§ **Task description**: Count lines with "СТЕРЕОТИП" in them. Report only the total.

------ Available records ------

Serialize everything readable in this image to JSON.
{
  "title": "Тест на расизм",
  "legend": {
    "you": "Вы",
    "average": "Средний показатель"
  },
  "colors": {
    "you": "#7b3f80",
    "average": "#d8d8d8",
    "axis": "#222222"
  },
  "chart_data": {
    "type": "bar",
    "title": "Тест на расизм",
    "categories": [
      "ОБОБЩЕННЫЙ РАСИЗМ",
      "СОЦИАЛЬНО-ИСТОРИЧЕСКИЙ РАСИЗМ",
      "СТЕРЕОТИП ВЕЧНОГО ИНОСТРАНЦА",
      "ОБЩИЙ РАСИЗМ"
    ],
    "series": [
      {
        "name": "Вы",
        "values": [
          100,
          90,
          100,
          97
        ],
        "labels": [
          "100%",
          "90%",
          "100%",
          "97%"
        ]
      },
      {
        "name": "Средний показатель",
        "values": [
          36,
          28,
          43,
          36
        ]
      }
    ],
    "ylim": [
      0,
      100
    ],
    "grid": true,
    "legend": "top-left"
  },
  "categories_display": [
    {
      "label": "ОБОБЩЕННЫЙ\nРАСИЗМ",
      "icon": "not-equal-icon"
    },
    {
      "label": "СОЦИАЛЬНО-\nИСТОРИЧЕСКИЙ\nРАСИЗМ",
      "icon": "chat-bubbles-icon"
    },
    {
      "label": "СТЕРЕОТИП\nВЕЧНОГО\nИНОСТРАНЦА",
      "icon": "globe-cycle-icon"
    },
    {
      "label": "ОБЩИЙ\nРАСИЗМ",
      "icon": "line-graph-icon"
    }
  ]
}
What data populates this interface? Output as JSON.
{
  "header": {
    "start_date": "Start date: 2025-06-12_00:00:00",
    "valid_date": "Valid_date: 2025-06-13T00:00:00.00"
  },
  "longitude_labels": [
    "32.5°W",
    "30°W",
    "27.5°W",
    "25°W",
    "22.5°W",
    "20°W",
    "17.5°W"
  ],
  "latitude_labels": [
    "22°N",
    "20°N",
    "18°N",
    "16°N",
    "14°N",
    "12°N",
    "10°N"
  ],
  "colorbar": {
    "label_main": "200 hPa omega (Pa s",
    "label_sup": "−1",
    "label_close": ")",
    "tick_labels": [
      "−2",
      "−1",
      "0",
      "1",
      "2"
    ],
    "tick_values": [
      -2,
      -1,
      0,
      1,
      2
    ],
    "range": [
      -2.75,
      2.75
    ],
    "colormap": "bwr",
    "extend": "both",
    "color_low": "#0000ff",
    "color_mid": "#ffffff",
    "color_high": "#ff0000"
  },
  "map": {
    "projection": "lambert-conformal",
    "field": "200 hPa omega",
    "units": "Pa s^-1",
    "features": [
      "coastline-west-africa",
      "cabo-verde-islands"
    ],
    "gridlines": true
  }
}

------

§ **Output below**: 2